GIVEN PROBLEM:
Please write the listing below out again exactly, leaving every picture behind.

- - - -

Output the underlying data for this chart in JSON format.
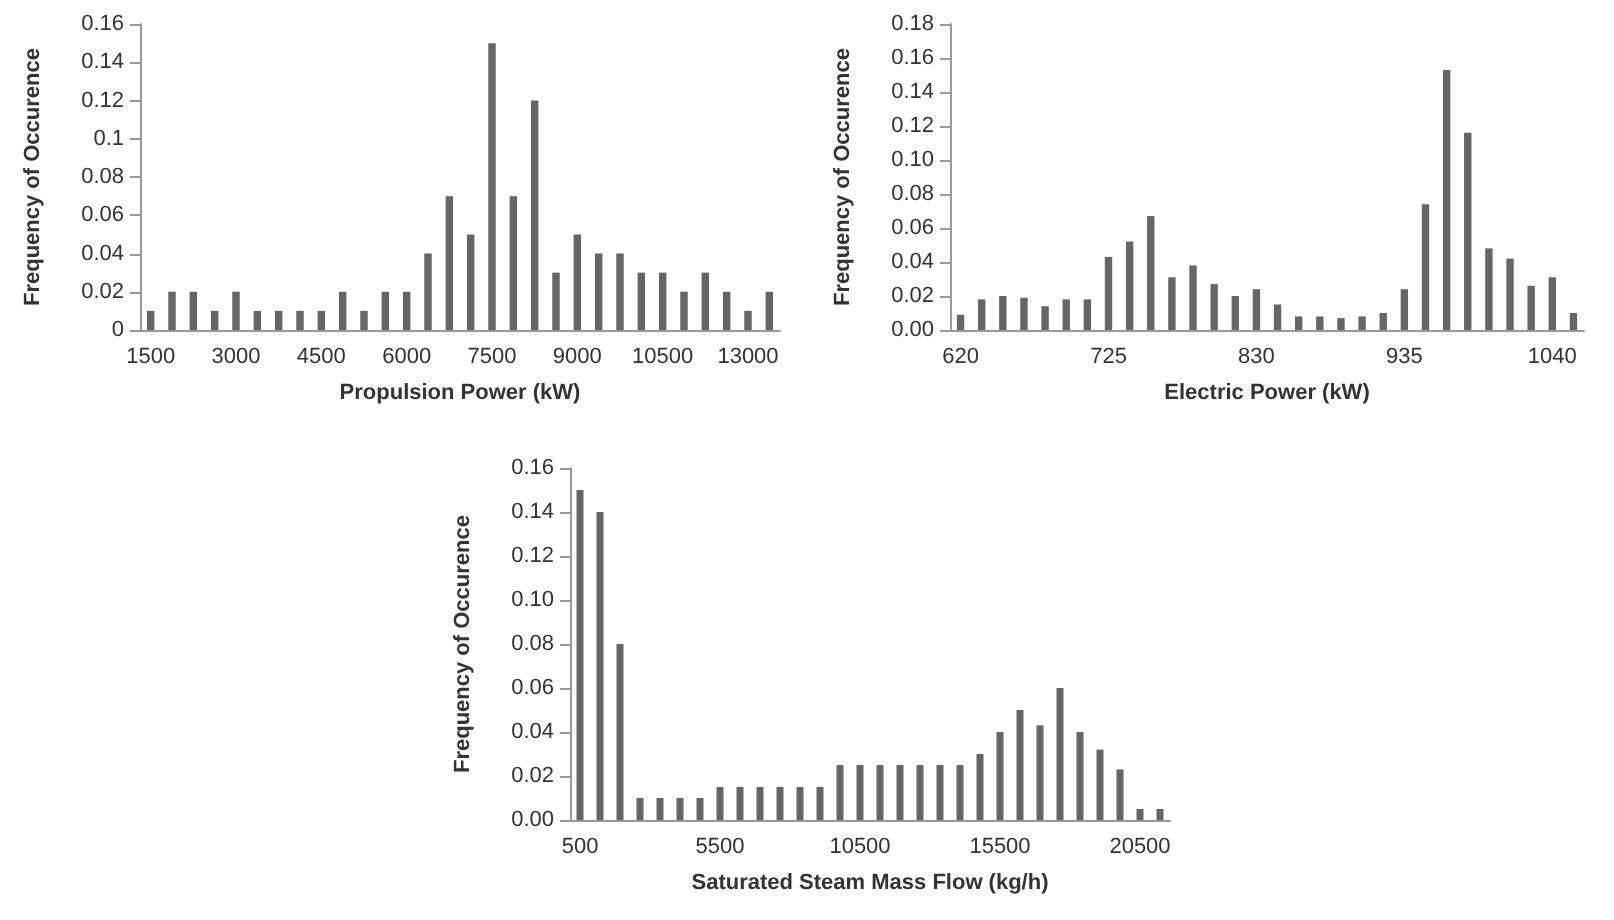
{
  "chart_data": [
    {
      "type": "bar",
      "xlabel": "Propulsion Power (kW)",
      "ylabel": "Frequency of Occurence",
      "color": "#666666",
      "categories": [
        "1500",
        null,
        null,
        null,
        "3000",
        null,
        null,
        null,
        "4500",
        null,
        null,
        null,
        "6000",
        null,
        null,
        null,
        "7500",
        null,
        null,
        null,
        "9000",
        null,
        null,
        null,
        "10500",
        null,
        null,
        null,
        "13000",
        null
      ],
      "values": [
        0.01,
        0.02,
        0.02,
        0.01,
        0.02,
        0.01,
        0.01,
        0.01,
        0.01,
        0.02,
        0.01,
        0.02,
        0.02,
        0.04,
        0.07,
        0.05,
        0.15,
        0.07,
        0.12,
        0.03,
        0.05,
        0.04,
        0.04,
        0.03,
        0.03,
        0.02,
        0.03,
        0.02,
        0.01,
        0.02
      ],
      "ylim": [
        0,
        0.16
      ],
      "yticks": [
        0,
        0.02,
        0.04,
        0.06,
        0.08,
        0.1,
        0.12,
        0.14,
        0.16
      ]
    },
    {
      "type": "bar",
      "xlabel": "Electric Power (kW)",
      "ylabel": "Frequency of Occurence",
      "color": "#666666",
      "categories": [
        "620",
        null,
        null,
        null,
        null,
        null,
        null,
        "725",
        null,
        null,
        null,
        null,
        null,
        null,
        "830",
        null,
        null,
        null,
        null,
        null,
        null,
        "935",
        null,
        null,
        null,
        null,
        null,
        null,
        "1040",
        null
      ],
      "values": [
        0.009,
        0.018,
        0.02,
        0.019,
        0.014,
        0.018,
        0.018,
        0.043,
        0.052,
        0.067,
        0.031,
        0.038,
        0.027,
        0.02,
        0.024,
        0.015,
        0.008,
        0.008,
        0.007,
        0.008,
        0.01,
        0.024,
        0.074,
        0.153,
        0.116,
        0.048,
        0.042,
        0.026,
        0.031,
        0.01
      ],
      "ylim": [
        0,
        0.18
      ],
      "yticks": [
        {
          "value": 0,
          "label": "0.00"
        },
        {
          "value": 0.02,
          "label": "0.02"
        },
        {
          "value": 0.04,
          "label": "0.04"
        },
        {
          "value": 0.06,
          "label": "0.06"
        },
        {
          "value": 0.08,
          "label": "0.08"
        },
        {
          "value": 0.1,
          "label": "0.10"
        },
        {
          "value": 0.12,
          "label": "0.12"
        },
        {
          "value": 0.14,
          "label": "0.14"
        },
        {
          "value": 0.16,
          "label": "0.16"
        },
        {
          "value": 0.18,
          "label": "0.18"
        }
      ]
    },
    {
      "type": "bar",
      "xlabel": "Saturated Steam Mass Flow (kg/h)",
      "ylabel": "Frequency of Occurence",
      "color": "#666666",
      "categories": [
        "500",
        null,
        null,
        null,
        null,
        null,
        null,
        "5500",
        null,
        null,
        null,
        null,
        null,
        null,
        "10500",
        null,
        null,
        null,
        null,
        null,
        null,
        "15500",
        null,
        null,
        null,
        null,
        null,
        null,
        "20500",
        null
      ],
      "values": [
        0.15,
        0.14,
        0.08,
        0.01,
        0.01,
        0.01,
        0.01,
        0.015,
        0.015,
        0.015,
        0.015,
        0.015,
        0.015,
        0.025,
        0.025,
        0.025,
        0.025,
        0.025,
        0.025,
        0.025,
        0.03,
        0.04,
        0.05,
        0.043,
        0.06,
        0.04,
        0.032,
        0.023,
        0.005,
        0.005
      ],
      "ylim": [
        0,
        0.16
      ],
      "yticks": [
        {
          "value": 0,
          "label": "0.00"
        },
        {
          "value": 0.02,
          "label": "0.02"
        },
        {
          "value": 0.04,
          "label": "0.04"
        },
        {
          "value": 0.06,
          "label": "0.06"
        },
        {
          "value": 0.08,
          "label": "0.08"
        },
        {
          "value": 0.1,
          "label": "0.10"
        },
        {
          "value": 0.12,
          "label": "0.12"
        },
        {
          "value": 0.14,
          "label": "0.14"
        },
        {
          "value": 0.16,
          "label": "0.16"
        }
      ]
    }
  ]
}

- - - -

RESPONSE FOR THIS EXERCISE:
Output the underlying data for this chart in JSON format.
{
  "chart_data": [
    {
      "type": "bar",
      "xlabel": "Propulsion Power (kW)",
      "ylabel": "Frequency of Occurence",
      "color": "#666666",
      "categories": [
        "1500",
        null,
        null,
        null,
        "3000",
        null,
        null,
        null,
        "4500",
        null,
        null,
        null,
        "6000",
        null,
        null,
        null,
        "7500",
        null,
        null,
        null,
        "9000",
        null,
        null,
        null,
        "10500",
        null,
        null,
        null,
        "13000",
        null
      ],
      "values": [
        0.01,
        0.02,
        0.02,
        0.01,
        0.02,
        0.01,
        0.01,
        0.01,
        0.01,
        0.02,
        0.01,
        0.02,
        0.02,
        0.04,
        0.07,
        0.05,
        0.15,
        0.07,
        0.12,
        0.03,
        0.05,
        0.04,
        0.04,
        0.03,
        0.03,
        0.02,
        0.03,
        0.02,
        0.01,
        0.02
      ],
      "ylim": [
        0,
        0.16
      ],
      "yticks": [
        0,
        0.02,
        0.04,
        0.06,
        0.08,
        0.1,
        0.12,
        0.14,
        0.16
      ]
    },
    {
      "type": "bar",
      "xlabel": "Electric Power (kW)",
      "ylabel": "Frequency of Occurence",
      "color": "#666666",
      "categories": [
        "620",
        null,
        null,
        null,
        null,
        null,
        null,
        "725",
        null,
        null,
        null,
        null,
        null,
        null,
        "830",
        null,
        null,
        null,
        null,
        null,
        null,
        "935",
        null,
        null,
        null,
        null,
        null,
        null,
        "1040",
        null
      ],
      "values": [
        0.009,
        0.018,
        0.02,
        0.019,
        0.014,
        0.018,
        0.018,
        0.043,
        0.052,
        0.067,
        0.031,
        0.038,
        0.027,
        0.02,
        0.024,
        0.015,
        0.008,
        0.008,
        0.007,
        0.008,
        0.01,
        0.024,
        0.074,
        0.153,
        0.116,
        0.048,
        0.042,
        0.026,
        0.031,
        0.01
      ],
      "ylim": [
        0,
        0.18
      ],
      "yticks": [
        {
          "value": 0,
          "label": "0.00"
        },
        {
          "value": 0.02,
          "label": "0.02"
        },
        {
          "value": 0.04,
          "label": "0.04"
        },
        {
          "value": 0.06,
          "label": "0.06"
        },
        {
          "value": 0.08,
          "label": "0.08"
        },
        {
          "value": 0.1,
          "label": "0.10"
        },
        {
          "value": 0.12,
          "label": "0.12"
        },
        {
          "value": 0.14,
          "label": "0.14"
        },
        {
          "value": 0.16,
          "label": "0.16"
        },
        {
          "value": 0.18,
          "label": "0.18"
        }
      ]
    },
    {
      "type": "bar",
      "xlabel": "Saturated Steam Mass Flow (kg/h)",
      "ylabel": "Frequency of Occurence",
      "color": "#666666",
      "categories": [
        "500",
        null,
        null,
        null,
        null,
        null,
        null,
        "5500",
        null,
        null,
        null,
        null,
        null,
        null,
        "10500",
        null,
        null,
        null,
        null,
        null,
        null,
        "15500",
        null,
        null,
        null,
        null,
        null,
        null,
        "20500",
        null
      ],
      "values": [
        0.15,
        0.14,
        0.08,
        0.01,
        0.01,
        0.01,
        0.01,
        0.015,
        0.015,
        0.015,
        0.015,
        0.015,
        0.015,
        0.025,
        0.025,
        0.025,
        0.025,
        0.025,
        0.025,
        0.025,
        0.03,
        0.04,
        0.05,
        0.043,
        0.06,
        0.04,
        0.032,
        0.023,
        0.005,
        0.005
      ],
      "ylim": [
        0,
        0.16
      ],
      "yticks": [
        {
          "value": 0,
          "label": "0.00"
        },
        {
          "value": 0.02,
          "label": "0.02"
        },
        {
          "value": 0.04,
          "label": "0.04"
        },
        {
          "value": 0.06,
          "label": "0.06"
        },
        {
          "value": 0.08,
          "label": "0.08"
        },
        {
          "value": 0.1,
          "label": "0.10"
        },
        {
          "value": 0.12,
          "label": "0.12"
        },
        {
          "value": 0.14,
          "label": "0.14"
        },
        {
          "value": 0.16,
          "label": "0.16"
        }
      ]
    }
  ]
}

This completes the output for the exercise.